GOAL OF THE EXERCISE -
Write the entries below out again exactly; any picture in them stays out.

Extracted records:
________________
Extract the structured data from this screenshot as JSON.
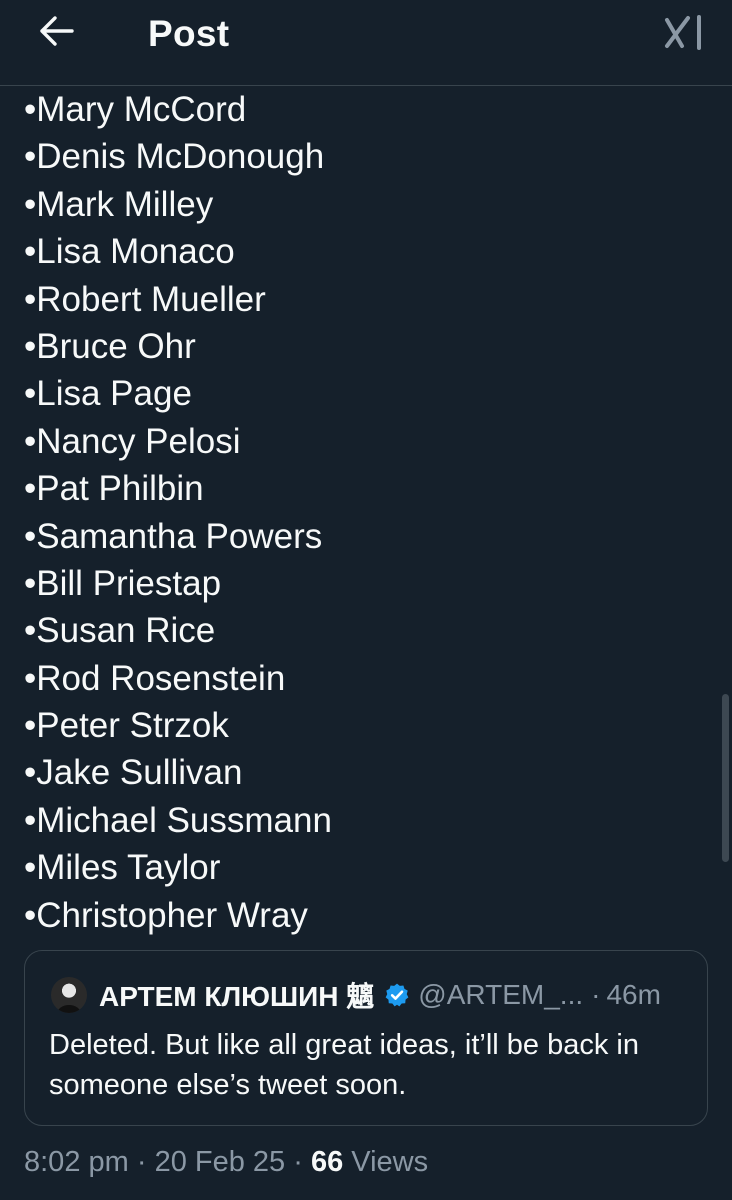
{
  "header": {
    "title": "Post",
    "back_icon": "arrow-left-icon",
    "grok_icon": "grok-icon"
  },
  "post": {
    "names": [
      "•Mary McCord",
      "•Denis McDonough",
      "•Mark Milley",
      "•Lisa Monaco",
      "•Robert Mueller",
      "•Bruce Ohr",
      "•Lisa Page",
      "•Nancy Pelosi",
      "•Pat Philbin",
      "•Samantha Powers",
      "•Bill Priestap",
      "•Susan Rice",
      "•Rod Rosenstein",
      "•Peter Strzok",
      "•Jake Sullivan",
      "•Michael Sussmann",
      "•Miles Taylor",
      "•Christopher Wray"
    ]
  },
  "quote": {
    "name": "АРТЕМ КЛЮШИН 魑",
    "handle": "@ARTEM_...",
    "separator": "·",
    "time": "46m",
    "text": "Deleted. But like all great ideas, it’ll be back in someone else’s tweet soon.",
    "verified_color": "#1d9bf0"
  },
  "meta": {
    "time": "8:02 pm",
    "sep1": " · ",
    "date": "20 Feb 25",
    "sep2": " · ",
    "views_count": "66",
    "views_label": " Views"
  },
  "colors": {
    "background": "#15202b",
    "text": "#f7f9f9",
    "secondary": "#8b98a5",
    "border": "#38444d"
  }
}
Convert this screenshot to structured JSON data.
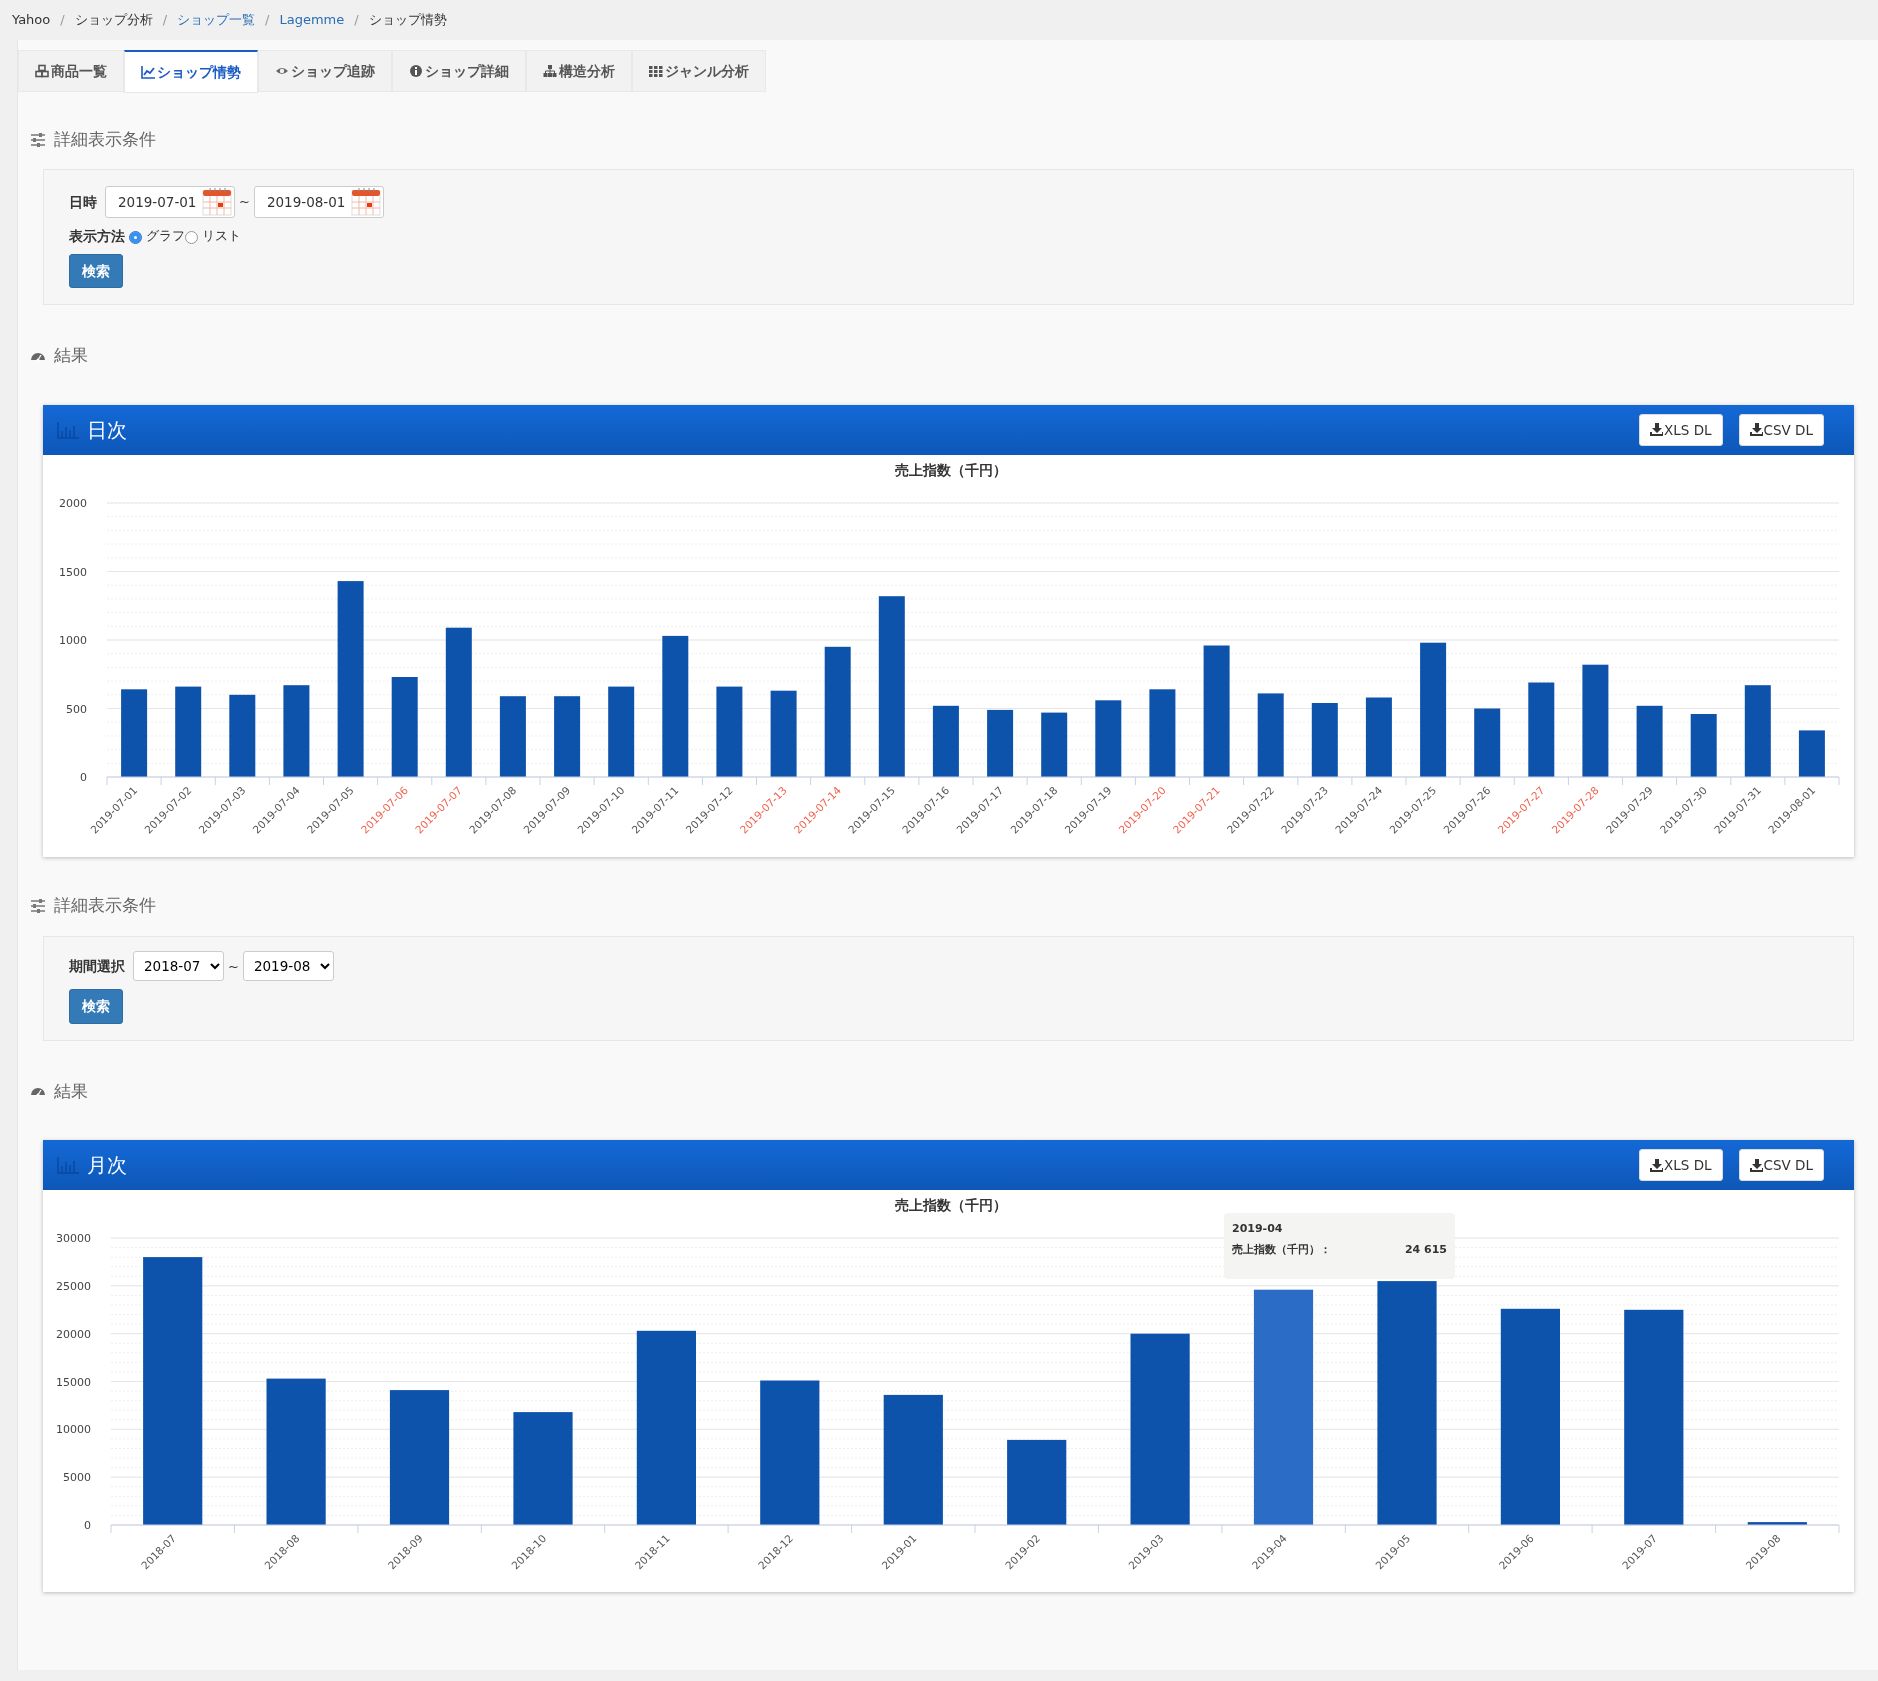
{
  "breadcrumb": [
    {
      "kind": "item",
      "label": "Yahoo",
      "link": false
    },
    {
      "kind": "separator",
      "label": "/"
    },
    {
      "kind": "item",
      "label": "ショップ分析",
      "link": false
    },
    {
      "kind": "separator",
      "label": "/"
    },
    {
      "kind": "item",
      "label": "ショップ一覧",
      "link": true
    },
    {
      "kind": "separator",
      "label": "/"
    },
    {
      "kind": "item",
      "label": "Lagemme",
      "link": true
    },
    {
      "kind": "separator",
      "label": "/"
    },
    {
      "kind": "item",
      "label": "ショップ情勢",
      "link": false
    }
  ],
  "tabs": [
    {
      "label": "商品一覧",
      "selected": false
    },
    {
      "label": "ショップ情勢",
      "selected": true
    },
    {
      "label": "ショップ追跡",
      "selected": false
    },
    {
      "label": "ショップ詳細",
      "selected": false
    },
    {
      "label": "構造分析",
      "selected": false
    },
    {
      "label": "ジャンル分析",
      "selected": false
    }
  ],
  "sections": [
    {
      "kind": "date",
      "conditions_title": "詳細表示条件",
      "field_label": "日時",
      "from": "2019-07-01",
      "separator": "~",
      "to": "2019-08-01",
      "display_label": "表示方法",
      "options": [
        {
          "label": "グラフ",
          "selected": true
        },
        {
          "label": "リスト",
          "selected": false
        }
      ],
      "search_button": "検索",
      "results_title": "結果",
      "card": {
        "title": "日次",
        "buttons": [
          "XLS DL",
          "CSV DL"
        ],
        "holidays": [
          false,
          false,
          false,
          false,
          false,
          true,
          true,
          false,
          false,
          false,
          false,
          false,
          true,
          true,
          false,
          false,
          false,
          false,
          false,
          true,
          true,
          false,
          false,
          false,
          false,
          false,
          true,
          true,
          false,
          false,
          false,
          false
        ],
        "chart_data": {
          "type": "bar",
          "title": "売上指数（千円）",
          "grid": true,
          "categories": [
            "2019-07-01",
            "2019-07-02",
            "2019-07-03",
            "2019-07-04",
            "2019-07-05",
            "2019-07-06",
            "2019-07-07",
            "2019-07-08",
            "2019-07-09",
            "2019-07-10",
            "2019-07-11",
            "2019-07-12",
            "2019-07-13",
            "2019-07-14",
            "2019-07-15",
            "2019-07-16",
            "2019-07-17",
            "2019-07-18",
            "2019-07-19",
            "2019-07-20",
            "2019-07-21",
            "2019-07-22",
            "2019-07-23",
            "2019-07-24",
            "2019-07-25",
            "2019-07-26",
            "2019-07-27",
            "2019-07-28",
            "2019-07-29",
            "2019-07-30",
            "2019-07-31",
            "2019-08-01"
          ],
          "series": [
            {
              "color": "#0d52ab",
              "values": [
                640,
                660,
                600,
                670,
                1430,
                730,
                1090,
                590,
                590,
                660,
                1030,
                660,
                630,
                950,
                1320,
                520,
                490,
                470,
                560,
                640,
                960,
                610,
                540,
                580,
                980,
                500,
                690,
                820,
                520,
                460,
                670,
                340
              ]
            }
          ],
          "ylim": [
            0,
            2000
          ],
          "yticks": [
            0,
            500,
            1000,
            1500,
            2000
          ]
        }
      }
    },
    {
      "kind": "period",
      "conditions_title": "詳細表示条件",
      "field_label": "期間選択",
      "from": "2018-07",
      "separator": "~",
      "to": "2019-08",
      "search_button": "検索",
      "results_title": "結果",
      "card": {
        "title": "月次",
        "buttons": [
          "XLS DL",
          "CSV DL"
        ],
        "chart_data": {
          "type": "bar",
          "title": "売上指数（千円）",
          "grid": true,
          "categories": [
            "2018-07",
            "2018-08",
            "2018-09",
            "2018-10",
            "2018-11",
            "2018-12",
            "2019-01",
            "2019-02",
            "2019-03",
            "2019-04",
            "2019-05",
            "2019-06",
            "2019-07",
            "2019-08"
          ],
          "series": [
            {
              "color": "#0d52ab",
              "values": [
                28000,
                15300,
                14100,
                11800,
                20300,
                15100,
                13600,
                8900,
                20000,
                null,
                25500,
                22600,
                22500,
                300
              ]
            },
            {
              "color": "#2a6cc6",
              "values": [
                null,
                null,
                null,
                null,
                null,
                null,
                null,
                null,
                null,
                24600,
                null,
                null,
                null,
                null
              ]
            }
          ],
          "ylim": [
            0,
            30000
          ],
          "yticks": [
            0,
            5000,
            10000,
            15000,
            20000,
            25000,
            30000
          ]
        }
      },
      "tooltip": {
        "title": "2019-04",
        "label": "売上指数（千円）：",
        "value": "24 615"
      }
    }
  ]
}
________________
TASK RESULT -
Extract the structured data from this screenshot as JSON.
{
  "header": {
    "title": "Post",
    "back_icon": "arrow-left-icon",
    "grok_icon": "grok-icon"
  },
  "post": {
    "names": [
      "•Mary McCord",
      "•Denis McDonough",
      "•Mark Milley",
      "•Lisa Monaco",
      "•Robert Mueller",
      "•Bruce Ohr",
      "•Lisa Page",
      "•Nancy Pelosi",
      "•Pat Philbin",
      "•Samantha Powers",
      "•Bill Priestap",
      "•Susan Rice",
      "•Rod Rosenstein",
      "•Peter Strzok",
      "•Jake Sullivan",
      "•Michael Sussmann",
      "•Miles Taylor",
      "•Christopher Wray"
    ]
  },
  "quote": {
    "name": "АРТЕМ КЛЮШИН 魑",
    "handle": "@ARTEM_...",
    "separator": "·",
    "time": "46m",
    "text": "Deleted. But like all great ideas, it’ll be back in someone else’s tweet soon.",
    "verified_color": "#1d9bf0"
  },
  "meta": {
    "time": "8:02 pm",
    "sep1": " · ",
    "date": "20 Feb 25",
    "sep2": " · ",
    "views_count": "66",
    "views_label": " Views"
  },
  "colors": {
    "background": "#15202b",
    "text": "#f7f9f9",
    "secondary": "#8b98a5",
    "border": "#38444d"
  }
}
Convert this screenshot to structured JSON data.
{
  "breadcrumb": [
    {
      "kind": "item",
      "label": "Yahoo",
      "link": false
    },
    {
      "kind": "separator",
      "label": "/"
    },
    {
      "kind": "item",
      "label": "ショップ分析",
      "link": false
    },
    {
      "kind": "separator",
      "label": "/"
    },
    {
      "kind": "item",
      "label": "ショップ一覧",
      "link": true
    },
    {
      "kind": "separator",
      "label": "/"
    },
    {
      "kind": "item",
      "label": "Lagemme",
      "link": true
    },
    {
      "kind": "separator",
      "label": "/"
    },
    {
      "kind": "item",
      "label": "ショップ情勢",
      "link": false
    }
  ],
  "tabs": [
    {
      "label": "商品一覧",
      "selected": false
    },
    {
      "label": "ショップ情勢",
      "selected": true
    },
    {
      "label": "ショップ追跡",
      "selected": false
    },
    {
      "label": "ショップ詳細",
      "selected": false
    },
    {
      "label": "構造分析",
      "selected": false
    },
    {
      "label": "ジャンル分析",
      "selected": false
    }
  ],
  "sections": [
    {
      "kind": "date",
      "conditions_title": "詳細表示条件",
      "field_label": "日時",
      "from": "2019-07-01",
      "separator": "~",
      "to": "2019-08-01",
      "display_label": "表示方法",
      "options": [
        {
          "label": "グラフ",
          "selected": true
        },
        {
          "label": "リスト",
          "selected": false
        }
      ],
      "search_button": "検索",
      "results_title": "結果",
      "card": {
        "title": "日次",
        "buttons": [
          "XLS DL",
          "CSV DL"
        ],
        "holidays": [
          false,
          false,
          false,
          false,
          false,
          true,
          true,
          false,
          false,
          false,
          false,
          false,
          true,
          true,
          false,
          false,
          false,
          false,
          false,
          true,
          true,
          false,
          false,
          false,
          false,
          false,
          true,
          true,
          false,
          false,
          false,
          false
        ],
        "chart_data": {
          "type": "bar",
          "title": "売上指数（千円）",
          "grid": true,
          "categories": [
            "2019-07-01",
            "2019-07-02",
            "2019-07-03",
            "2019-07-04",
            "2019-07-05",
            "2019-07-06",
            "2019-07-07",
            "2019-07-08",
            "2019-07-09",
            "2019-07-10",
            "2019-07-11",
            "2019-07-12",
            "2019-07-13",
            "2019-07-14",
            "2019-07-15",
            "2019-07-16",
            "2019-07-17",
            "2019-07-18",
            "2019-07-19",
            "2019-07-20",
            "2019-07-21",
            "2019-07-22",
            "2019-07-23",
            "2019-07-24",
            "2019-07-25",
            "2019-07-26",
            "2019-07-27",
            "2019-07-28",
            "2019-07-29",
            "2019-07-30",
            "2019-07-31",
            "2019-08-01"
          ],
          "series": [
            {
              "color": "#0d52ab",
              "values": [
                640,
                660,
                600,
                670,
                1430,
                730,
                1090,
                590,
                590,
                660,
                1030,
                660,
                630,
                950,
                1320,
                520,
                490,
                470,
                560,
                640,
                960,
                610,
                540,
                580,
                980,
                500,
                690,
                820,
                520,
                460,
                670,
                340
              ]
            }
          ],
          "ylim": [
            0,
            2000
          ],
          "yticks": [
            0,
            500,
            1000,
            1500,
            2000
          ]
        }
      }
    },
    {
      "kind": "period",
      "conditions_title": "詳細表示条件",
      "field_label": "期間選択",
      "from": "2018-07",
      "separator": "~",
      "to": "2019-08",
      "search_button": "検索",
      "results_title": "結果",
      "card": {
        "title": "月次",
        "buttons": [
          "XLS DL",
          "CSV DL"
        ],
        "chart_data": {
          "type": "bar",
          "title": "売上指数（千円）",
          "grid": true,
          "categories": [
            "2018-07",
            "2018-08",
            "2018-09",
            "2018-10",
            "2018-11",
            "2018-12",
            "2019-01",
            "2019-02",
            "2019-03",
            "2019-04",
            "2019-05",
            "2019-06",
            "2019-07",
            "2019-08"
          ],
          "series": [
            {
              "color": "#0d52ab",
              "values": [
                28000,
                15300,
                14100,
                11800,
                20300,
                15100,
                13600,
                8900,
                20000,
                null,
                25500,
                22600,
                22500,
                300
              ]
            },
            {
              "color": "#2a6cc6",
              "values": [
                null,
                null,
                null,
                null,
                null,
                null,
                null,
                null,
                null,
                24600,
                null,
                null,
                null,
                null
              ]
            }
          ],
          "ylim": [
            0,
            30000
          ],
          "yticks": [
            0,
            5000,
            10000,
            15000,
            20000,
            25000,
            30000
          ]
        }
      },
      "tooltip": {
        "title": "2019-04",
        "label": "売上指数（千円）：",
        "value": "24 615"
      }
    }
  ]
}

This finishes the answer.